- _What is expected_
Make an exact copy of all the data.

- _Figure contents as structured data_
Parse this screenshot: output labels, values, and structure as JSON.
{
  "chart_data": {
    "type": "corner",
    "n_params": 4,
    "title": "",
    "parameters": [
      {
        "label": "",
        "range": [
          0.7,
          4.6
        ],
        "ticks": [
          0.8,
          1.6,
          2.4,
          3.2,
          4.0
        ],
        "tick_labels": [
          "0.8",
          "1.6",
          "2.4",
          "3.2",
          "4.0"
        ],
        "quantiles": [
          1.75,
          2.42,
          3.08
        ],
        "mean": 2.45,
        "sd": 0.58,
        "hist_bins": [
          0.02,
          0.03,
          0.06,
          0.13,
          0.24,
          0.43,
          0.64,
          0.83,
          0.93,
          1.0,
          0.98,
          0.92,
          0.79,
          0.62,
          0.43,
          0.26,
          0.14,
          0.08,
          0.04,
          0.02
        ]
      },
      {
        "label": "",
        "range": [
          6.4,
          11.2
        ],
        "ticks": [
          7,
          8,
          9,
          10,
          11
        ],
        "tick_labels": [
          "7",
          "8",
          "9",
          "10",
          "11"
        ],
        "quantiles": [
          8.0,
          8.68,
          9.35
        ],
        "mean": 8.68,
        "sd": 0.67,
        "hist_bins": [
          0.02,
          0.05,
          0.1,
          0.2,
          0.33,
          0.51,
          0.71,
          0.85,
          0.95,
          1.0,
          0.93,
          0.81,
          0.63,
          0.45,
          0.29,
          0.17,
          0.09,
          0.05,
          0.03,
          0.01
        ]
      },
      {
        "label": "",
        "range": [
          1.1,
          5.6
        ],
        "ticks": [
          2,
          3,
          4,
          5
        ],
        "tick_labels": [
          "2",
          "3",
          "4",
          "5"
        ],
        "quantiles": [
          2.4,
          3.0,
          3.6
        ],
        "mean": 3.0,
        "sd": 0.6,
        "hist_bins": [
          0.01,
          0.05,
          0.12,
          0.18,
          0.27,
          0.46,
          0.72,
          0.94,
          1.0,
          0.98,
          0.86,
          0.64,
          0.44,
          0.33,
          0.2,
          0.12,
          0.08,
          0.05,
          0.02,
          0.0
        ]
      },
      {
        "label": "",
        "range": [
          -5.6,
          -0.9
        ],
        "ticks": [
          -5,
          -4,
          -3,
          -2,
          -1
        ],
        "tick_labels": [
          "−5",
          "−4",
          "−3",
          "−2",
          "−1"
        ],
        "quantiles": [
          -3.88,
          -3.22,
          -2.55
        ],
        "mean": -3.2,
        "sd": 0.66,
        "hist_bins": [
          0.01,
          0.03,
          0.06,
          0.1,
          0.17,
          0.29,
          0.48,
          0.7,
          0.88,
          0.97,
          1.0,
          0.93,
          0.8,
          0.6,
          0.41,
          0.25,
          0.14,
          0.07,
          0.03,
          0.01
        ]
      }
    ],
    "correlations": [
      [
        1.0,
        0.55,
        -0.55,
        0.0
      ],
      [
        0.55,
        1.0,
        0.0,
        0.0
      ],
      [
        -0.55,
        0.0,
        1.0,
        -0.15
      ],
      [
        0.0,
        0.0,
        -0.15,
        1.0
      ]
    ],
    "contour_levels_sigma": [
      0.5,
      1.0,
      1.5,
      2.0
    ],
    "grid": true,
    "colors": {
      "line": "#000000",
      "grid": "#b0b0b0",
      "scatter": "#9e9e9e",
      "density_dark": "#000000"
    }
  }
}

- _Written response_
Parse this screenshot: output labels, values, and structure as JSON.
{
  "chart_data": {
    "type": "corner",
    "n_params": 4,
    "title": "",
    "parameters": [
      {
        "label": "",
        "range": [
          0.7,
          4.6
        ],
        "ticks": [
          0.8,
          1.6,
          2.4,
          3.2,
          4.0
        ],
        "tick_labels": [
          "0.8",
          "1.6",
          "2.4",
          "3.2",
          "4.0"
        ],
        "quantiles": [
          1.75,
          2.42,
          3.08
        ],
        "mean": 2.45,
        "sd": 0.58,
        "hist_bins": [
          0.02,
          0.03,
          0.06,
          0.13,
          0.24,
          0.43,
          0.64,
          0.83,
          0.93,
          1.0,
          0.98,
          0.92,
          0.79,
          0.62,
          0.43,
          0.26,
          0.14,
          0.08,
          0.04,
          0.02
        ]
      },
      {
        "label": "",
        "range": [
          6.4,
          11.2
        ],
        "ticks": [
          7,
          8,
          9,
          10,
          11
        ],
        "tick_labels": [
          "7",
          "8",
          "9",
          "10",
          "11"
        ],
        "quantiles": [
          8.0,
          8.68,
          9.35
        ],
        "mean": 8.68,
        "sd": 0.67,
        "hist_bins": [
          0.02,
          0.05,
          0.1,
          0.2,
          0.33,
          0.51,
          0.71,
          0.85,
          0.95,
          1.0,
          0.93,
          0.81,
          0.63,
          0.45,
          0.29,
          0.17,
          0.09,
          0.05,
          0.03,
          0.01
        ]
      },
      {
        "label": "",
        "range": [
          1.1,
          5.6
        ],
        "ticks": [
          2,
          3,
          4,
          5
        ],
        "tick_labels": [
          "2",
          "3",
          "4",
          "5"
        ],
        "quantiles": [
          2.4,
          3.0,
          3.6
        ],
        "mean": 3.0,
        "sd": 0.6,
        "hist_bins": [
          0.01,
          0.05,
          0.12,
          0.18,
          0.27,
          0.46,
          0.72,
          0.94,
          1.0,
          0.98,
          0.86,
          0.64,
          0.44,
          0.33,
          0.2,
          0.12,
          0.08,
          0.05,
          0.02,
          0.0
        ]
      },
      {
        "label": "",
        "range": [
          -5.6,
          -0.9
        ],
        "ticks": [
          -5,
          -4,
          -3,
          -2,
          -1
        ],
        "tick_labels": [
          "−5",
          "−4",
          "−3",
          "−2",
          "−1"
        ],
        "quantiles": [
          -3.88,
          -3.22,
          -2.55
        ],
        "mean": -3.2,
        "sd": 0.66,
        "hist_bins": [
          0.01,
          0.03,
          0.06,
          0.1,
          0.17,
          0.29,
          0.48,
          0.7,
          0.88,
          0.97,
          1.0,
          0.93,
          0.8,
          0.6,
          0.41,
          0.25,
          0.14,
          0.07,
          0.03,
          0.01
        ]
      }
    ],
    "correlations": [
      [
        1.0,
        0.55,
        -0.55,
        0.0
      ],
      [
        0.55,
        1.0,
        0.0,
        0.0
      ],
      [
        -0.55,
        0.0,
        1.0,
        -0.15
      ],
      [
        0.0,
        0.0,
        -0.15,
        1.0
      ]
    ],
    "contour_levels_sigma": [
      0.5,
      1.0,
      1.5,
      2.0
    ],
    "grid": true,
    "colors": {
      "line": "#000000",
      "grid": "#b0b0b0",
      "scatter": "#9e9e9e",
      "density_dark": "#000000"
    }
  }
}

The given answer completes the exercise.